### [Exercises]
1. Answer these questions from the thread on brightness temperature below:
(a) What kind of temperature is the ten trillion degrees figure?
(b) What emission process is behind the very high brightness temperatures in this case?
(c) In which part of the spectrum should the emission peak be for a real temperature that high?
2. According to the thread on brightness temperature below, why is it straightforward for radio astronomers to give source brightness in units of a pseudo-temperature?

### [Selection]
Please note that this is not a temperature measurement in the sense of a thermodynamic temperature. It's not made clear in the article, but the ten trillion degrees is a "brightness temperature". This is a convention in radio astronomy where you take a measured specific intensity (power / unit area / unit solid angle / frequency) and compute the temperature a blackbody would need to have to emit the same specific intensity. When the brightness temperatures are this high, it indicates that the emission process is non-thermal (in this case, synchrotron emission from relativistic electrons).
It was not clear to me, thank you for clearing that up. I am more of the "look at the nice visuals" side of astronomy - so I'm sharing what I found for synchrotron emission of relativistic electrons. ;) http://www.astro.utu.fi/~cflynn/astroII/l4.html
Thank you for that, it seemed a bit implausible that they could measure such a temperature using radio astronomy since the emission peak should be in the gamma rays.
While I get it that we can't always be persnicketty about the definition of (thermodynamic) temperature I find these alternate, phenomenological temperatures often do more harm than good. It's not just that it results in misleadingly juicy press releases.
In my experience, physicists themselves forget that they are talking about what is little more than a fiction and start sticking their "temperature" into equations where it doesn't belong.
> While I get it that we can't always be persnicketty about the definition of (thermodynamic) temperature I find these alternate, phenomenological temperatures often do more harm than good. It's not just that it results in misleadingly juicy press releases.
My understanding is that there's a historical reason for this convention. Many telescope observations are calibrated by comparing the sky measurements against measurements of thermal loads with known temperatures. Since the calibration sources are specified with a temperature, it's straightforward to measure the source brightness in units of a pseudo-temperature. But I agree that it's not intuitive for those familiar with it.

### [Given data]
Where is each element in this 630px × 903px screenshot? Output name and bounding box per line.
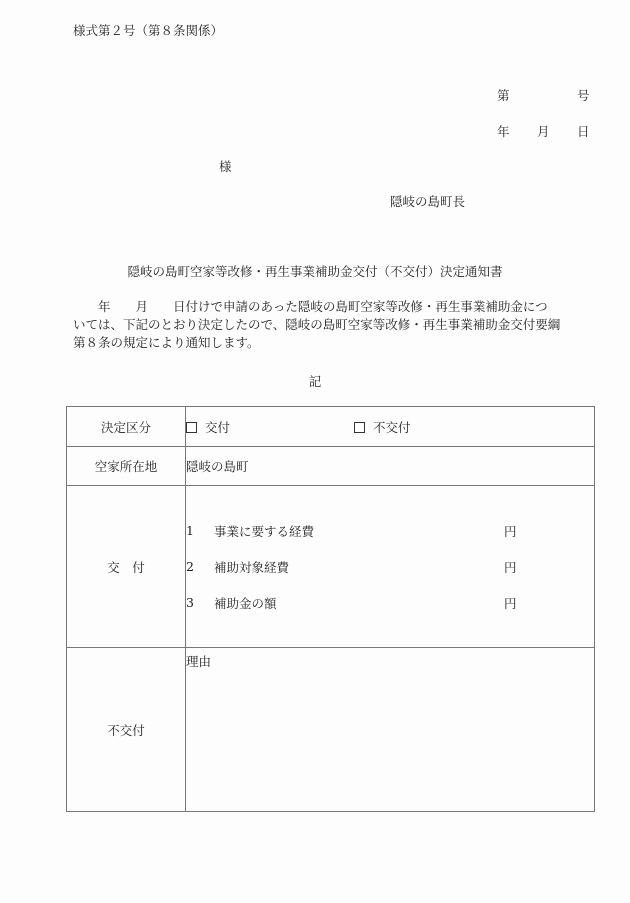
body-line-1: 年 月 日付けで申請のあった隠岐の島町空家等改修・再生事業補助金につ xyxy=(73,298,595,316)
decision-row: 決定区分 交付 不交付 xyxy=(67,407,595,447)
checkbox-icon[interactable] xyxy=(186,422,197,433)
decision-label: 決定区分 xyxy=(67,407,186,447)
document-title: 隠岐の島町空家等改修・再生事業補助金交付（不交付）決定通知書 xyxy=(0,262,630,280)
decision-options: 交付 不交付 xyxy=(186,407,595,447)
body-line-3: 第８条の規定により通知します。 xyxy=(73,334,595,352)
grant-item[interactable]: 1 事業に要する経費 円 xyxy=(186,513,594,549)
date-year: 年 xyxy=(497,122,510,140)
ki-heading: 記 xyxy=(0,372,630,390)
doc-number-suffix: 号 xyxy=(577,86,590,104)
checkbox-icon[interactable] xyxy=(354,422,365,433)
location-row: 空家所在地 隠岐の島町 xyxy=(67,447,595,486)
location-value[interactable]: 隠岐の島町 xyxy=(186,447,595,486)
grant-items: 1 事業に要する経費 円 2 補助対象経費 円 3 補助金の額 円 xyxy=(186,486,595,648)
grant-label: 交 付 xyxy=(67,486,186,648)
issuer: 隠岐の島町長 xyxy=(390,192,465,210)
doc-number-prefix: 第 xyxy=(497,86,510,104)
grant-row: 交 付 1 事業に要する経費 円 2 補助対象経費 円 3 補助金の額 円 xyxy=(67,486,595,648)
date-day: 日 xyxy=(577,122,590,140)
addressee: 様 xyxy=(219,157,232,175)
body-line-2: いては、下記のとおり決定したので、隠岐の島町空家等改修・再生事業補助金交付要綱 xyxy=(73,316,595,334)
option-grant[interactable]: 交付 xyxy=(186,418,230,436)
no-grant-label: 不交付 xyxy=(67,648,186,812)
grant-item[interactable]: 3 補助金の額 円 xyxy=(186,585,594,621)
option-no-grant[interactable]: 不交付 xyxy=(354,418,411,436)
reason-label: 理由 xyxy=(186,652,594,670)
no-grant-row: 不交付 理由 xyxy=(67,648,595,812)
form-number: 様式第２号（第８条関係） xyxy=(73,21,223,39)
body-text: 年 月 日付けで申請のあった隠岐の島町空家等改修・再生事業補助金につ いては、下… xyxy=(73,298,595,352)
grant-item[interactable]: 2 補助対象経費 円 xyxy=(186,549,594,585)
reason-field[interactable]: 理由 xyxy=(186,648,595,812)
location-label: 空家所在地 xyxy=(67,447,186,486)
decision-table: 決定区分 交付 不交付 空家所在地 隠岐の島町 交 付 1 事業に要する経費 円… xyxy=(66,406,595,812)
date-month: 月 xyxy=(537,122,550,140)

--

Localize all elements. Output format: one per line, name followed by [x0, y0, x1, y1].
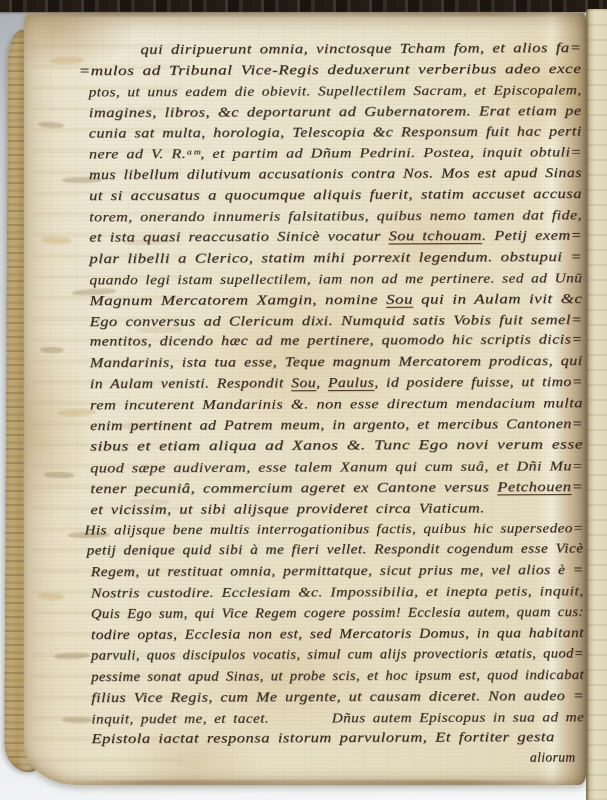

### [Responses by task]
1.
(a) It is a brightness temperature, not a thermodynamic temperature.
(b) Synchrotron emission from relativistic electrons.
(c) In the gamma rays.

2. Many telescope observations are calibrated by comparing sky measurements against measurements of thermal loads with known temperatures. Because the calibration sources are specified by a temperature, measuring source brightness in a pseudo-temperature is straightforward.